— Begin Material provided —

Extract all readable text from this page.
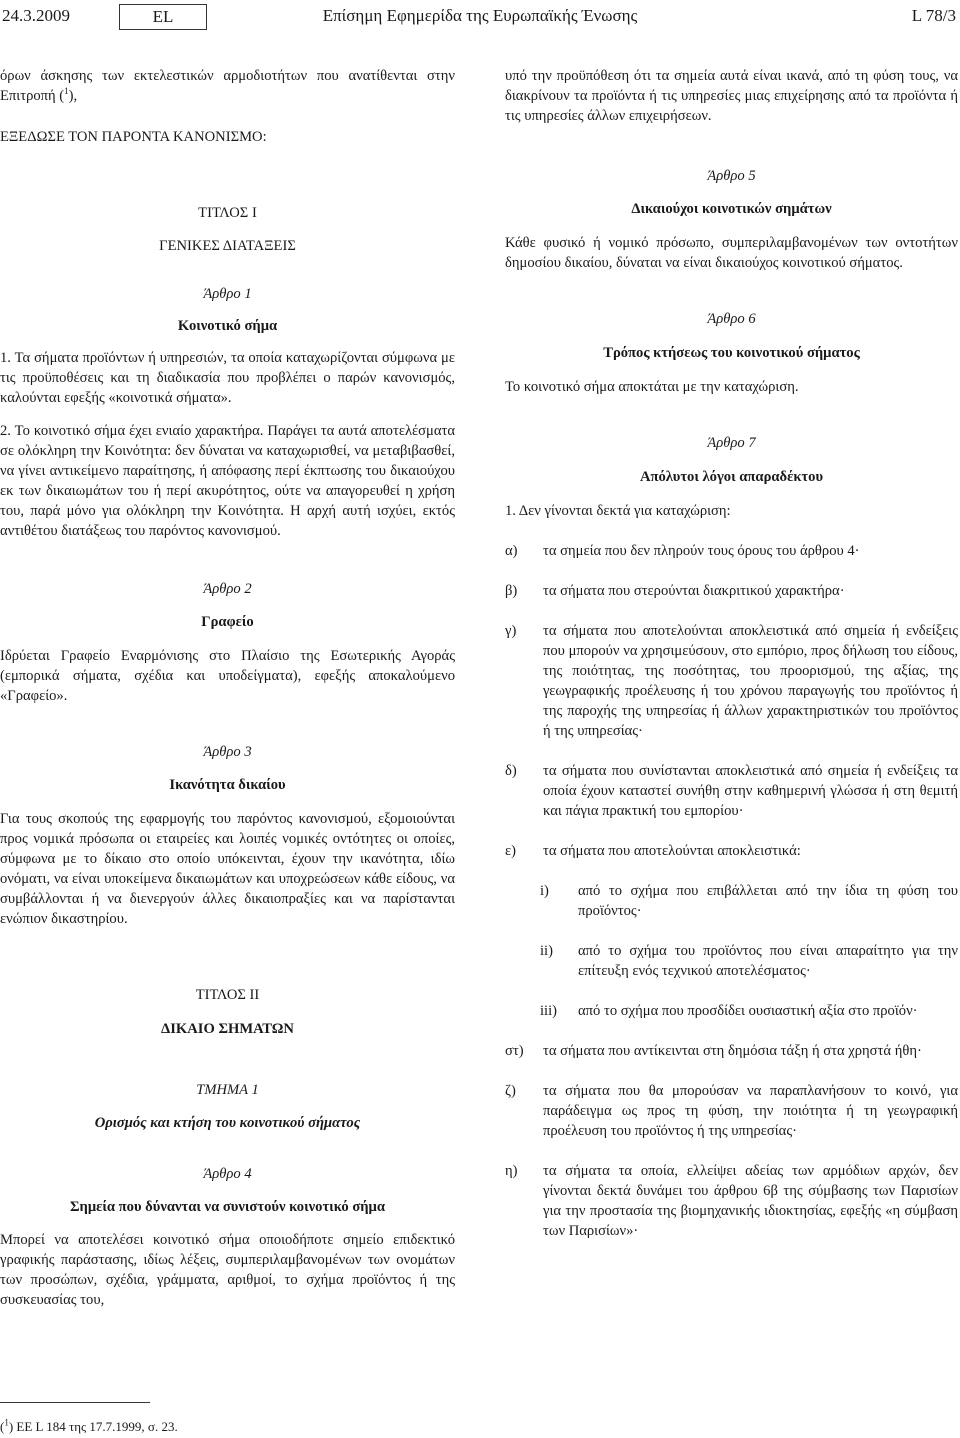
24.3.2009	EL	Επίσημη Εφημερίδα της Ευρωπαϊκής Ένωσης	L 78/3

όρων άσκησης των εκτελεστικών αρμοδιοτήτων που ανατίθενται στην Επιτροπή ($^1$),

ΕΞΕΔΩΣΕ ΤΟΝ ΠΑΡΟΝΤΑ ΚΑΝΟΝΙΣΜΟ:

ΤΙΤΛΟΣ I

ΓΕΝΙΚΕΣ ΔΙΑΤΑΞΕΙΣ

Άρθρο 1

Κοινοτικό σήμα

1. Τα σήματα προϊόντων ή υπηρεσιών, τα οποία καταχωρίζονται σύμφωνα με τις προϋποθέσεις και τη διαδικασία που προβλέπει ο παρών κανονισμός, καλούνται εφεξής «κοινοτικά σήματα».

2. Το κοινοτικό σήμα έχει ενιαίο χαρακτήρα. Παράγει τα αυτά αποτελέσματα σε ολόκληρη την Κοινότητα: δεν δύναται να καταχωρισθεί, να μεταβιβασθεί, να γίνει αντικείμενο παραίτησης, ή απόφασης περί έκπτωσης του δικαιούχου εκ των δικαιωμάτων του ή περί ακυρότητος, ούτε να απαγορευθεί η χρήση του, παρά μόνο για ολόκληρη την Κοινότητα. Η αρχή αυτή ισχύει, εκτός αντιθέτου διατάξεως του παρόντος κανονισμού.

Άρθρο 2

Γραφείο

Ιδρύεται Γραφείο Εναρμόνισης στο Πλαίσιο της Εσωτερικής Αγοράς (εμπορικά σήματα, σχέδια και υποδείγματα), εφεξής αποκαλούμενο «Γραφείο».

Άρθρο 3

Ικανότητα δικαίου

Για τους σκοπούς της εφαρμογής του παρόντος κανονισμού, εξομοιούνται προς νομικά πρόσωπα οι εταιρείες και λοιπές νομικές οντότητες οι οποίες, σύμφωνα με το δίκαιο στο οποίο υπόκεινται, έχουν την ικανότητα, ιδίω ονόματι, να είναι υποκείμενα δικαιωμάτων και υποχρεώσεων κάθε είδους, να συμβάλλονται ή να διενεργούν άλλες δικαιοπραξίες και να παρίστανται ενώπιον δικαστηρίου.

ΤΙΤΛΟΣ II

ΔΙΚΑΙΟ ΣΗΜΑΤΩΝ

ΤΜΗΜΑ 1

Ορισμός και κτήση του κοινοτικού σήματος

Άρθρο 4

Σημεία που δύνανται να συνιστούν κοινοτικό σήμα

Μπορεί να αποτελέσει κοινοτικό σήμα οποιοδήποτε σημείο επιδεκτικό γραφικής παράστασης, ιδίως λέξεις, συμπεριλαμβανομένων των ονομάτων των προσώπων, σχέδια, γράμματα, αριθμοί, το σχήμα προϊόντος ή της συσκευασίας του,

($^1$) ΕΕ L 184 της 17.7.1999, σ. 23.

υπό την προϋπόθεση ότι τα σημεία αυτά είναι ικανά, από τη φύση τους, να διακρίνουν τα προϊόντα ή τις υπηρεσίες μιας επιχείρησης από τα προϊόντα ή τις υπηρεσίες άλλων επιχειρήσεων.

Άρθρο 5

Δικαιούχοι κοινοτικών σημάτων

Κάθε φυσικό ή νομικό πρόσωπο, συμπεριλαμβανομένων των οντοτήτων δημοσίου δικαίου, δύναται να είναι δικαιούχος κοινοτικού σήματος.

Άρθρο 6

Τρόπος κτήσεως του κοινοτικού σήματος

Το κοινοτικό σήμα αποκτάται με την καταχώριση.

Άρθρο 7

Απόλυτοι λόγοι απαραδέκτου

1. Δεν γίνονται δεκτά για καταχώριση:

α) τα σημεία που δεν πληρούν τους όρους του άρθρου 4·
β) τα σήματα που στερούνται διακριτικού χαρακτήρα·
γ) τα σήματα που αποτελούνται αποκλειστικά από σημεία ή ενδείξεις που μπορούν να χρησιμεύσουν, στο εμπόριο, προς δήλωση του είδους, της ποιότητας, της ποσότητας, του προορισμού, της αξίας, της γεωγραφικής προέλευσης ή του χρόνου παραγωγής του προϊόντος ή της παροχής της υπηρεσίας ή άλλων χαρακτηριστικών του προϊόντος ή της υπηρεσίας·
δ) τα σήματα που συνίστανται αποκλειστικά από σημεία ή ενδείξεις τα οποία έχουν καταστεί συνήθη στην καθημερινή γλώσσα ή στη θεμιτή και πάγια πρακτική του εμπορίου·
ε) τα σήματα που αποτελούνται αποκλειστικά:
i) από το σχήμα που επιβάλλεται από την ίδια τη φύση του προϊόντος·
ii) από το σχήμα του προϊόντος που είναι απαραίτητο για την επίτευξη ενός τεχνικού αποτελέσματος·
iii) από το σχήμα που προσδίδει ουσιαστική αξία στο προϊόν·
στ) τα σήματα που αντίκεινται στη δημόσια τάξη ή στα χρηστά ήθη·
ζ) τα σήματα που θα μπορούσαν να παραπλανήσουν το κοινό, για παράδειγμα ως προς τη φύση, την ποιότητα ή τη γεωγραφική προέλευση του προϊόντος ή της υπηρεσίας·
η) τα σήματα τα οποία, ελλείψει αδείας των αρμόδιων αρχών, δεν γίνονται δεκτά δυνάμει του άρθρου 6β της σύμβασης των Παρισίων για την προστασία της βιομηχανικής ιδιοκτησίας, εφεξής «η σύμβαση των Παρισίων»·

— End Material provided —

Directions for this task
Transcribe the material as is, with images omitted.

Expected output
Extract all readable text from this page.
24.3.2009	EL	Επίσημη Εφημερίδα της Ευρωπαϊκής Ένωσης	L 78/3

όρων άσκησης των εκτελεστικών αρμοδιοτήτων που ανατίθενται στην Επιτροπή ($^1$),

ΕΞΕΔΩΣΕ ΤΟΝ ΠΑΡΟΝΤΑ ΚΑΝΟΝΙΣΜΟ:

ΤΙΤΛΟΣ I

ΓΕΝΙΚΕΣ ΔΙΑΤΑΞΕΙΣ

Άρθρο 1

Κοινοτικό σήμα

1. Τα σήματα προϊόντων ή υπηρεσιών, τα οποία καταχωρίζονται σύμφωνα με τις προϋποθέσεις και τη διαδικασία που προβλέπει ο παρών κανονισμός, καλούνται εφεξής «κοινοτικά σήματα».

2. Το κοινοτικό σήμα έχει ενιαίο χαρακτήρα. Παράγει τα αυτά αποτελέσματα σε ολόκληρη την Κοινότητα: δεν δύναται να καταχωρισθεί, να μεταβιβασθεί, να γίνει αντικείμενο παραίτησης, ή απόφασης περί έκπτωσης του δικαιούχου εκ των δικαιωμάτων του ή περί ακυρότητος, ούτε να απαγορευθεί η χρήση του, παρά μόνο για ολόκληρη την Κοινότητα. Η αρχή αυτή ισχύει, εκτός αντιθέτου διατάξεως του παρόντος κανονισμού.

Άρθρο 2

Γραφείο

Ιδρύεται Γραφείο Εναρμόνισης στο Πλαίσιο της Εσωτερικής Αγοράς (εμπορικά σήματα, σχέδια και υποδείγματα), εφεξής αποκαλούμενο «Γραφείο».

Άρθρο 3

Ικανότητα δικαίου

Για τους σκοπούς της εφαρμογής του παρόντος κανονισμού, εξομοιούνται προς νομικά πρόσωπα οι εταιρείες και λοιπές νομικές οντότητες οι οποίες, σύμφωνα με το δίκαιο στο οποίο υπόκεινται, έχουν την ικανότητα, ιδίω ονόματι, να είναι υποκείμενα δικαιωμάτων και υποχρεώσεων κάθε είδους, να συμβάλλονται ή να διενεργούν άλλες δικαιοπραξίες και να παρίστανται ενώπιον δικαστηρίου.

ΤΙΤΛΟΣ II

ΔΙΚΑΙΟ ΣΗΜΑΤΩΝ

ΤΜΗΜΑ 1

Ορισμός και κτήση του κοινοτικού σήματος

Άρθρο 4

Σημεία που δύνανται να συνιστούν κοινοτικό σήμα

Μπορεί να αποτελέσει κοινοτικό σήμα οποιοδήποτε σημείο επιδεκτικό γραφικής παράστασης, ιδίως λέξεις, συμπεριλαμβανομένων των ονομάτων των προσώπων, σχέδια, γράμματα, αριθμοί, το σχήμα προϊόντος ή της συσκευασίας του,

($^1$) ΕΕ L 184 της 17.7.1999, σ. 23.

υπό την προϋπόθεση ότι τα σημεία αυτά είναι ικανά, από τη φύση τους, να διακρίνουν τα προϊόντα ή τις υπηρεσίες μιας επιχείρησης από τα προϊόντα ή τις υπηρεσίες άλλων επιχειρήσεων.

Άρθρο 5

Δικαιούχοι κοινοτικών σημάτων

Κάθε φυσικό ή νομικό πρόσωπο, συμπεριλαμβανομένων των οντοτήτων δημοσίου δικαίου, δύναται να είναι δικαιούχος κοινοτικού σήματος.

Άρθρο 6

Τρόπος κτήσεως του κοινοτικού σήματος

Το κοινοτικό σήμα αποκτάται με την καταχώριση.

Άρθρο 7

Απόλυτοι λόγοι απαραδέκτου

1. Δεν γίνονται δεκτά για καταχώριση:

α) τα σημεία που δεν πληρούν τους όρους του άρθρου 4·
β) τα σήματα που στερούνται διακριτικού χαρακτήρα·
γ) τα σήματα που αποτελούνται αποκλειστικά από σημεία ή ενδείξεις που μπορούν να χρησιμεύσουν, στο εμπόριο, προς δήλωση του είδους, της ποιότητας, της ποσότητας, του προορισμού, της αξίας, της γεωγραφικής προέλευσης ή του χρόνου παραγωγής του προϊόντος ή της παροχής της υπηρεσίας ή άλλων χαρακτηριστικών του προϊόντος ή της υπηρεσίας·
δ) τα σήματα που συνίστανται αποκλειστικά από σημεία ή ενδείξεις τα οποία έχουν καταστεί συνήθη στην καθημερινή γλώσσα ή στη θεμιτή και πάγια πρακτική του εμπορίου·
ε) τα σήματα που αποτελούνται αποκλειστικά:
i) από το σχήμα που επιβάλλεται από την ίδια τη φύση του προϊόντος·
ii) από το σχήμα του προϊόντος που είναι απαραίτητο για την επίτευξη ενός τεχνικού αποτελέσματος·
iii) από το σχήμα που προσδίδει ουσιαστική αξία στο προϊόν·
στ) τα σήματα που αντίκεινται στη δημόσια τάξη ή στα χρηστά ήθη·
ζ) τα σήματα που θα μπορούσαν να παραπλανήσουν το κοινό, για παράδειγμα ως προς τη φύση, την ποιότητα ή τη γεωγραφική προέλευση του προϊόντος ή της υπηρεσίας·
η) τα σήματα τα οποία, ελλείψει αδείας των αρμόδιων αρχών, δεν γίνονται δεκτά δυνάμει του άρθρου 6β της σύμβασης των Παρισίων για την προστασία της βιομηχανικής ιδιοκτησίας, εφεξής «η σύμβαση των Παρισίων»·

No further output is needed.